→ BRIEF: Select from the data all lines with the word "title".

- - -

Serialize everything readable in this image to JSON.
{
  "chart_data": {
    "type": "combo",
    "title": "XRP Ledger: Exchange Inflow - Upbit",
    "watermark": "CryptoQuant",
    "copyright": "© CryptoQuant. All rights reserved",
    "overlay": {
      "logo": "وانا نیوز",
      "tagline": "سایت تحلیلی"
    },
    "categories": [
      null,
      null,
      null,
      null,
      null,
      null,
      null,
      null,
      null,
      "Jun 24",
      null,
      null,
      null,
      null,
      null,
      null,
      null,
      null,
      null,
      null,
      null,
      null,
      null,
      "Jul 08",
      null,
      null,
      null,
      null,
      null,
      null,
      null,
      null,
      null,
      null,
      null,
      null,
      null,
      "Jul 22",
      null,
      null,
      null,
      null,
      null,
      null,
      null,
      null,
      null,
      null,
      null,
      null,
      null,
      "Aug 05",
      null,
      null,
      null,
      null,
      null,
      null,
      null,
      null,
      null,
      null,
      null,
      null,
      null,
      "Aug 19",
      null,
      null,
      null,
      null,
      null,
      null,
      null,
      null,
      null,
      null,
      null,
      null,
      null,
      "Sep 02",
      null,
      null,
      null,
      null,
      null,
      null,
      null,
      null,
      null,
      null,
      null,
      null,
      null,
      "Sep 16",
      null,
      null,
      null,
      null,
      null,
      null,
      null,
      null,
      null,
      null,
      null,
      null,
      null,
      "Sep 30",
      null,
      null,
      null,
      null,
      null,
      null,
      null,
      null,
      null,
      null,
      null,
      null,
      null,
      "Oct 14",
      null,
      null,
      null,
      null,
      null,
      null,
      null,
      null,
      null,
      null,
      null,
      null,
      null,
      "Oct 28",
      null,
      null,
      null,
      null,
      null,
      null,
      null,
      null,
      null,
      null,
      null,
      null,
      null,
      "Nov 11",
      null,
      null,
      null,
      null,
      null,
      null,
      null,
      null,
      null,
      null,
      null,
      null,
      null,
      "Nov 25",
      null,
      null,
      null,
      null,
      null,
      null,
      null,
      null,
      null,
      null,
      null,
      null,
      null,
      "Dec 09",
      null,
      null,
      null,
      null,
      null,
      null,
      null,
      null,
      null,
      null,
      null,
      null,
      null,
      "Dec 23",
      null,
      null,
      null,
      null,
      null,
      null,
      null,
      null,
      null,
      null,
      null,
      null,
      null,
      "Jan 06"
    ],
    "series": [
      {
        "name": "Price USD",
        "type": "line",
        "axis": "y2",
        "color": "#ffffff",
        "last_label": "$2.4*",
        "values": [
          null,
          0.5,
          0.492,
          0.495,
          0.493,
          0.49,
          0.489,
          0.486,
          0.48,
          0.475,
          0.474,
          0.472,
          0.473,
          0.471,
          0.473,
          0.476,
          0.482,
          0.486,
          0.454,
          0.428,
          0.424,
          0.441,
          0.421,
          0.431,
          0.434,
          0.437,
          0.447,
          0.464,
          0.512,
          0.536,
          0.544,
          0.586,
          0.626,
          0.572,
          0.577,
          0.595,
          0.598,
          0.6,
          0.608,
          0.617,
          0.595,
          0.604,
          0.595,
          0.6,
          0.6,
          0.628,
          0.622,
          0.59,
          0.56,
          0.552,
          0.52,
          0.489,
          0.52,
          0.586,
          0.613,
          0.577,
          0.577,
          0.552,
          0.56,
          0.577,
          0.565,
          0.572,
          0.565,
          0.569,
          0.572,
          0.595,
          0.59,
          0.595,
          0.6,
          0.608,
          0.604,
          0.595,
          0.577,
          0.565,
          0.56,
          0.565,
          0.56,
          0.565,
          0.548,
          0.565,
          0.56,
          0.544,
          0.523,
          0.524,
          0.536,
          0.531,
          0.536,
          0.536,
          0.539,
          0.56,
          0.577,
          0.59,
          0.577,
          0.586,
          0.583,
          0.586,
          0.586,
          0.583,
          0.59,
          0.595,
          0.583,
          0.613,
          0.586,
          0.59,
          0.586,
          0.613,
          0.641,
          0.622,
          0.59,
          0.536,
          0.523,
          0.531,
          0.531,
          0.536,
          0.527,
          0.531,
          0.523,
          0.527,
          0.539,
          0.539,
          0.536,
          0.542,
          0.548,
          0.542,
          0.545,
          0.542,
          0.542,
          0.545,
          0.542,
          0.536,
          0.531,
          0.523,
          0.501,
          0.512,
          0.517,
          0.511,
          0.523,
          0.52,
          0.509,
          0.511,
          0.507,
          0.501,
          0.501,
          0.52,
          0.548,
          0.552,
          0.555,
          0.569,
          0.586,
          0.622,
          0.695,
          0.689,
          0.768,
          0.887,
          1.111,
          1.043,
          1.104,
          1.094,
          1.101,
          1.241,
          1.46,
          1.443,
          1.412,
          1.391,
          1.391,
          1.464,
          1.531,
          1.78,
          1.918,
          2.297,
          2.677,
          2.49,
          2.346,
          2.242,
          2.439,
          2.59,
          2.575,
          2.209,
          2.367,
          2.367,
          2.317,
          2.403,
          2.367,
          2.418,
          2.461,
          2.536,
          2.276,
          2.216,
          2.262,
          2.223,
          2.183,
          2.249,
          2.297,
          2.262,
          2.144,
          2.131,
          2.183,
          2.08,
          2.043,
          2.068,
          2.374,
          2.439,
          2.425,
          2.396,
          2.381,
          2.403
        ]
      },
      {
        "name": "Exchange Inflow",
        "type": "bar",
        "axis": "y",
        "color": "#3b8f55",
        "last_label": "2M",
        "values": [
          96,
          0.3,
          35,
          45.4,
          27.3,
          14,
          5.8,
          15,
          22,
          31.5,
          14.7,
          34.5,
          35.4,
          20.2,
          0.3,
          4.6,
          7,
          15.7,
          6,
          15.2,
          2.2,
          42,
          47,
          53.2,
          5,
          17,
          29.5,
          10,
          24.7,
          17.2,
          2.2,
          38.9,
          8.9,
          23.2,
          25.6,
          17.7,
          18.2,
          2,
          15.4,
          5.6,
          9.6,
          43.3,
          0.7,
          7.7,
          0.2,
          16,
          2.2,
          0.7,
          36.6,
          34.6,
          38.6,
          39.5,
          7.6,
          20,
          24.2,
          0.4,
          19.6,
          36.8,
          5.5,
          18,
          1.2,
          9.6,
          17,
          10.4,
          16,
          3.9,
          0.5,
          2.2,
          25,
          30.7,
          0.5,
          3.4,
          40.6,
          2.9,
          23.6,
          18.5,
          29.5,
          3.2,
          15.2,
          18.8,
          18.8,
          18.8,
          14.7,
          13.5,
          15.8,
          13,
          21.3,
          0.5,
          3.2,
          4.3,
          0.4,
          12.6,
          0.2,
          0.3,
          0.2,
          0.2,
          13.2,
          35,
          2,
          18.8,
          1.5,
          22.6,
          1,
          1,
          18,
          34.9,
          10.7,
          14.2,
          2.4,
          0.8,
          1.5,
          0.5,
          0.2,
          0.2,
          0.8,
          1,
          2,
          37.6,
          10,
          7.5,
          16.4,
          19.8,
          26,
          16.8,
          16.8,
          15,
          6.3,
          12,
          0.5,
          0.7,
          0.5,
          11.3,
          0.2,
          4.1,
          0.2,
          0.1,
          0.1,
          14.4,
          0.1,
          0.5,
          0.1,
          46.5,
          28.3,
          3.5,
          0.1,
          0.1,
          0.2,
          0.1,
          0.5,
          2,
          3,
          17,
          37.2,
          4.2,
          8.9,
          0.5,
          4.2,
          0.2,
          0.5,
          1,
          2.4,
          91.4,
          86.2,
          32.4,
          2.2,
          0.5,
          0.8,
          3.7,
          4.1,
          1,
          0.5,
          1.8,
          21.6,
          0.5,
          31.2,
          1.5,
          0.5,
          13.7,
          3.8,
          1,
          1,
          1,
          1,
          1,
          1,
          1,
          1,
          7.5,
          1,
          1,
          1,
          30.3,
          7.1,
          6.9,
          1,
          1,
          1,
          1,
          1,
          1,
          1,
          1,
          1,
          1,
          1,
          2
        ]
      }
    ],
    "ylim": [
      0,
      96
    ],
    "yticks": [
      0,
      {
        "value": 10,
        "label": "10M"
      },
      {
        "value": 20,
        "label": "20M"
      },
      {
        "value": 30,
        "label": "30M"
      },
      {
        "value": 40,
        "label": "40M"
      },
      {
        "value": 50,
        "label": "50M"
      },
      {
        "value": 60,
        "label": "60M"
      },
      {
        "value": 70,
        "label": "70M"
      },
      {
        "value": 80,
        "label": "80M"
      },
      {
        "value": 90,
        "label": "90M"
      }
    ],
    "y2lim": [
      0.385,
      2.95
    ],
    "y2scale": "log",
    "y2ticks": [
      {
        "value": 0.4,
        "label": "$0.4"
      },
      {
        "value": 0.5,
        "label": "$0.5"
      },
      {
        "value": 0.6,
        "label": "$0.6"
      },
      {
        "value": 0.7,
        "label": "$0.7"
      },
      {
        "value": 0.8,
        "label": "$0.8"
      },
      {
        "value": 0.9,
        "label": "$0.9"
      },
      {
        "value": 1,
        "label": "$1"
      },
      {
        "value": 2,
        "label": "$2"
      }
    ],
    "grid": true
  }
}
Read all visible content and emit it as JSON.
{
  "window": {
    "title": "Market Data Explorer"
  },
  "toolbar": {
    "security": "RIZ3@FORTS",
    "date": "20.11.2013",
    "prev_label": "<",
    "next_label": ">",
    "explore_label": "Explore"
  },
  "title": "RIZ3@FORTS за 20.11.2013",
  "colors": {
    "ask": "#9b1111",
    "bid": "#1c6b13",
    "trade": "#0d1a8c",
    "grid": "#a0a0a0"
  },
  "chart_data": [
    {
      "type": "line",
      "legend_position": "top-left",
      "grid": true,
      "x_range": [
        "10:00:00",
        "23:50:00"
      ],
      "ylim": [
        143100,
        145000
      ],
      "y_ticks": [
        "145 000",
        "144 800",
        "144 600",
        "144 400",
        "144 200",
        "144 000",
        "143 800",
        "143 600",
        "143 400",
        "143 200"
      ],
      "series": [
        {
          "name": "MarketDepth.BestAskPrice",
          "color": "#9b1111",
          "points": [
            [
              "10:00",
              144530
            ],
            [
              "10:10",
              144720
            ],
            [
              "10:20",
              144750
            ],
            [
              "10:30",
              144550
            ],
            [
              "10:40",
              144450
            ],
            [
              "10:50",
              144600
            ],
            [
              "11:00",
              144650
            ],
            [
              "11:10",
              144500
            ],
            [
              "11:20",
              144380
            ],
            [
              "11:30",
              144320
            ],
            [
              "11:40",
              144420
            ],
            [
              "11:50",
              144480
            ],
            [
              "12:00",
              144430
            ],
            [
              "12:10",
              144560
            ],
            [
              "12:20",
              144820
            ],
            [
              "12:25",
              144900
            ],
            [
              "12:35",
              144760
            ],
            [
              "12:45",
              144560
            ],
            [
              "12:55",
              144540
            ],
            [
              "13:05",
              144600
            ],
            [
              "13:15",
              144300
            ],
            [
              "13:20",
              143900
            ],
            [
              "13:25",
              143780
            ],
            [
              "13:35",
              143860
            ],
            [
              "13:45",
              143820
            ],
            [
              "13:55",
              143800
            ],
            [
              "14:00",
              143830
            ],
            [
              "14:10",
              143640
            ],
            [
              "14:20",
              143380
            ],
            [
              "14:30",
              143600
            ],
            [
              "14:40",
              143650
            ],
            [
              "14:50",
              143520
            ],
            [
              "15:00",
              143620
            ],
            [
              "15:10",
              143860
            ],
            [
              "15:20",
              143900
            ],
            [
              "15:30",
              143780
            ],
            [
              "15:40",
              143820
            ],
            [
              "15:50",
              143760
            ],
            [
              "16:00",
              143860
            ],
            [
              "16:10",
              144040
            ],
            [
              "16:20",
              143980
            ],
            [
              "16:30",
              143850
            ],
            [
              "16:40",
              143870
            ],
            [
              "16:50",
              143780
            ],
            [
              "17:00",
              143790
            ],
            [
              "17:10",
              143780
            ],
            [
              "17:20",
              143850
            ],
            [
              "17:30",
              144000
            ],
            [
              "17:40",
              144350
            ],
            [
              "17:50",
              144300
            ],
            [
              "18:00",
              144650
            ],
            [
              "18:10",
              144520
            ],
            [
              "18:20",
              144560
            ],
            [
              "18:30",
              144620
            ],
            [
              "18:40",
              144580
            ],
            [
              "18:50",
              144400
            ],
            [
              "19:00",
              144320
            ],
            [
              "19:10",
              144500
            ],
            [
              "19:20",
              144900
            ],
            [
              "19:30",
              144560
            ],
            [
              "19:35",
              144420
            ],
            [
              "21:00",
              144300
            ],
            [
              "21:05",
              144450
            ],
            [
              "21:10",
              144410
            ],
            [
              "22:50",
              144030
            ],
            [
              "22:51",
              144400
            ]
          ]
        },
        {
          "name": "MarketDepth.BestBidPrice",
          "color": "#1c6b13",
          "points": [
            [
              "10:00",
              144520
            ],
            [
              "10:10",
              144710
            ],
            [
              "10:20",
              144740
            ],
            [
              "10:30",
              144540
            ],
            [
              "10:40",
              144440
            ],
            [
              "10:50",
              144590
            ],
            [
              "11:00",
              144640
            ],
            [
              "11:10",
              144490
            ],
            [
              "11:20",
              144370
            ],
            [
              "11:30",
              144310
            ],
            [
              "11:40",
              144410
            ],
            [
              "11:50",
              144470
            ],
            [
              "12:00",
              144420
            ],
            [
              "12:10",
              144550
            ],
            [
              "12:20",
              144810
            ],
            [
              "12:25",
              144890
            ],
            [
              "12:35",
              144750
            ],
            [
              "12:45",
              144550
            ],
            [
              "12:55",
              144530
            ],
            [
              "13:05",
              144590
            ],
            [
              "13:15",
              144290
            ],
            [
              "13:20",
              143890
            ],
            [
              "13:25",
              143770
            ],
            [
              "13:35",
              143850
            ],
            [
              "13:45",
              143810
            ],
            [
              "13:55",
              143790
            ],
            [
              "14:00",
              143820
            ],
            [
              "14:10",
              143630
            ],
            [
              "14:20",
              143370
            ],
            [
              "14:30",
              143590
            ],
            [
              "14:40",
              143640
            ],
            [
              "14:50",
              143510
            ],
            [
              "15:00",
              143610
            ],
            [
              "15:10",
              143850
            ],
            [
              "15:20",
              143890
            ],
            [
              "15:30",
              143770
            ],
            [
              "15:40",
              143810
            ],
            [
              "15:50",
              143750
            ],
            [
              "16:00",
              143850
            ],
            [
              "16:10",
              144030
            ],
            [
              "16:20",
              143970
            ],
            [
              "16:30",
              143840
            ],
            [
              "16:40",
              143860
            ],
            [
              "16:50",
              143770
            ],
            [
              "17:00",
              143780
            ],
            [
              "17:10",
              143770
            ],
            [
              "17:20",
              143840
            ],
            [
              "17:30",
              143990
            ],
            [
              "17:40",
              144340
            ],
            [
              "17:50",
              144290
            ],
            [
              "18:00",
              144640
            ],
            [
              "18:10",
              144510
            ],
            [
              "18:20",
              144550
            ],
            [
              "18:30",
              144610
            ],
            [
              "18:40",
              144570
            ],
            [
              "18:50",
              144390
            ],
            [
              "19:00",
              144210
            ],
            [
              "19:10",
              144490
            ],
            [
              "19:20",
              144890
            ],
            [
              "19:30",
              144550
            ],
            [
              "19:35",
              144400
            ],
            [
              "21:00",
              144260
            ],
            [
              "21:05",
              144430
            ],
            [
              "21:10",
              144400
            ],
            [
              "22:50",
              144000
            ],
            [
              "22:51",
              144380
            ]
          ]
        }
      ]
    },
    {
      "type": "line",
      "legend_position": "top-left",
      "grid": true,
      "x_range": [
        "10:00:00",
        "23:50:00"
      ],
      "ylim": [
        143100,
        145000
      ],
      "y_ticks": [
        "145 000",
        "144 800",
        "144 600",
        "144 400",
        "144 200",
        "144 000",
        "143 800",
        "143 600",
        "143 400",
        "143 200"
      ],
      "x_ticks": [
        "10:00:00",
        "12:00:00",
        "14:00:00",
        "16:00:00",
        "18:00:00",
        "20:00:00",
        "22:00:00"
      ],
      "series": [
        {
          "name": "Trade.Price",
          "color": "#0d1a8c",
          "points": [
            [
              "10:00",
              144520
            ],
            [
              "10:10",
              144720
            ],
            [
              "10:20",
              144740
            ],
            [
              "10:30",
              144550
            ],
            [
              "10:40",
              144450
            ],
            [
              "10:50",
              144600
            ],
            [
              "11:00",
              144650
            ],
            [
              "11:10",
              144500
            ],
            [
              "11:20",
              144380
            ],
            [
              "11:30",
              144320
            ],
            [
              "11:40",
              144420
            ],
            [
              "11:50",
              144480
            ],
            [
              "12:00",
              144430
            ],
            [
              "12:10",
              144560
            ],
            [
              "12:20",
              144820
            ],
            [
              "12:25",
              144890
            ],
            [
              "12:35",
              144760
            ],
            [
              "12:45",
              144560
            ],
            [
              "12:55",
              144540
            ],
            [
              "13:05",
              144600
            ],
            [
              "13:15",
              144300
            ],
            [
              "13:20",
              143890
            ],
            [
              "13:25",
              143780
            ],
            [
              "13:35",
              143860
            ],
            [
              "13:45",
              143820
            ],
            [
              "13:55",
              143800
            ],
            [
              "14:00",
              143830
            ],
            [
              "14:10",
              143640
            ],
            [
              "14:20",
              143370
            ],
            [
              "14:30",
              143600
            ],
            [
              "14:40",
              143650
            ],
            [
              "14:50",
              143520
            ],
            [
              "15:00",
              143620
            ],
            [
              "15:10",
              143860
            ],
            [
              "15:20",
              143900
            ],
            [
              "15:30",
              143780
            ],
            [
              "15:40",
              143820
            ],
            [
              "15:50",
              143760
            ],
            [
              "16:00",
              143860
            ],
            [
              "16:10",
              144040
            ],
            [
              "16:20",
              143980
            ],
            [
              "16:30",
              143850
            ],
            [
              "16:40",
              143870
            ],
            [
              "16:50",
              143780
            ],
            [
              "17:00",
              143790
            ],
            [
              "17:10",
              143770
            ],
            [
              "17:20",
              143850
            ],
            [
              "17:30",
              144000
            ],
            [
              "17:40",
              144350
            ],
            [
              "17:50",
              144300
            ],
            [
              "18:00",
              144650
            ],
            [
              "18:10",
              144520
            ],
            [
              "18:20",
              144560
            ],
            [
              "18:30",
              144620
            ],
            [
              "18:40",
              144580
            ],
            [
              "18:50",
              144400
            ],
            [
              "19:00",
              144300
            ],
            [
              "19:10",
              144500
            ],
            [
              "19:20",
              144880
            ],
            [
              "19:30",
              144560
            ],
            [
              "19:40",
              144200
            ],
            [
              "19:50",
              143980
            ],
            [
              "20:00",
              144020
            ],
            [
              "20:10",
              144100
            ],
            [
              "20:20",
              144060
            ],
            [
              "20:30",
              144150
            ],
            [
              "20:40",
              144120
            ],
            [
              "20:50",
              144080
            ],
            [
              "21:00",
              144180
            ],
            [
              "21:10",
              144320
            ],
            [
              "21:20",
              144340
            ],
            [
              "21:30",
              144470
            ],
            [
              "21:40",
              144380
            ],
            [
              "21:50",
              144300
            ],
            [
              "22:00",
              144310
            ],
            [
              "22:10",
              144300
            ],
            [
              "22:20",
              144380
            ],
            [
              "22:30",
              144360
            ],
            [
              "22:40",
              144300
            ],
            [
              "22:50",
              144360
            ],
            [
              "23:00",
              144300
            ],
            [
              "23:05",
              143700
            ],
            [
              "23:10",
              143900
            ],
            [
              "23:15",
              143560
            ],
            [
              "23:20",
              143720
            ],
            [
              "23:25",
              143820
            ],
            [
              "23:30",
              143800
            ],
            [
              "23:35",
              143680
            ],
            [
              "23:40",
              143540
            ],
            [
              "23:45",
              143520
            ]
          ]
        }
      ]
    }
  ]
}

- - -

→ TASK ANSWER:
    "title": "XRP Ledger: Exchange Inflow - Upbit",
    "title": "Market Data Explorer"
  "title": "RIZ3@FORTS за 20.11.2013",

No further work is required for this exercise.